[Dataset records]
——

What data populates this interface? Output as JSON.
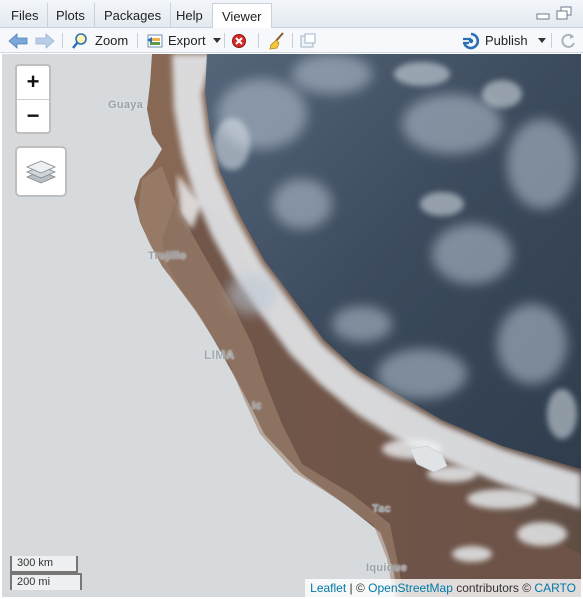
{
  "tabs": [
    {
      "label": "Files"
    },
    {
      "label": "Plots"
    },
    {
      "label": "Packages"
    },
    {
      "label": "Help"
    },
    {
      "label": "Viewer"
    }
  ],
  "toolbar": {
    "zoom_label": "Zoom",
    "export_label": "Export",
    "publish_label": "Publish"
  },
  "map": {
    "zoom_in": "+",
    "zoom_out": "−",
    "cities": {
      "guayaquil": "Guaya",
      "trujillo": "Trujillo",
      "lima": "LIMA",
      "ica": "Ic",
      "tacna": "Tac",
      "iquique": "Iquique"
    },
    "scale_km": "300 km",
    "scale_mi": "200 mi",
    "attribution": {
      "leaflet": "Leaflet",
      "sep": " | © ",
      "osm": "OpenStreetMap",
      "contributors": " contributors © ",
      "carto": "CARTO"
    }
  },
  "icons": [
    "back-arrow-icon",
    "forward-arrow-icon",
    "zoom-magnifier-icon",
    "export-icon",
    "clear-icon",
    "broom-icon",
    "popout-icon",
    "publish-icon",
    "refresh-icon",
    "minimize-icon",
    "maximize-icon",
    "layers-icon"
  ],
  "colors": {
    "accent": "#2a6fb5",
    "ocean": "#d7dadd",
    "cloud": "#4a5b6e"
  }
}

——

AIM OF THE EXERCISE » Leave the pictures out and output the rest of the listing exactly.

SOLUTION BELOW »
What data populates this interface? Output as JSON.
{
  "tabs": [
    {
      "label": "Files"
    },
    {
      "label": "Plots"
    },
    {
      "label": "Packages"
    },
    {
      "label": "Help"
    },
    {
      "label": "Viewer"
    }
  ],
  "toolbar": {
    "zoom_label": "Zoom",
    "export_label": "Export",
    "publish_label": "Publish"
  },
  "map": {
    "zoom_in": "+",
    "zoom_out": "−",
    "cities": {
      "guayaquil": "Guaya",
      "trujillo": "Trujillo",
      "lima": "LIMA",
      "ica": "Ic",
      "tacna": "Tac",
      "iquique": "Iquique"
    },
    "scale_km": "300 km",
    "scale_mi": "200 mi",
    "attribution": {
      "leaflet": "Leaflet",
      "sep": " | © ",
      "osm": "OpenStreetMap",
      "contributors": " contributors © ",
      "carto": "CARTO"
    }
  },
  "icons": [
    "back-arrow-icon",
    "forward-arrow-icon",
    "zoom-magnifier-icon",
    "export-icon",
    "clear-icon",
    "broom-icon",
    "popout-icon",
    "publish-icon",
    "refresh-icon",
    "minimize-icon",
    "maximize-icon",
    "layers-icon"
  ],
  "colors": {
    "accent": "#2a6fb5",
    "ocean": "#d7dadd",
    "cloud": "#4a5b6e"
  }
}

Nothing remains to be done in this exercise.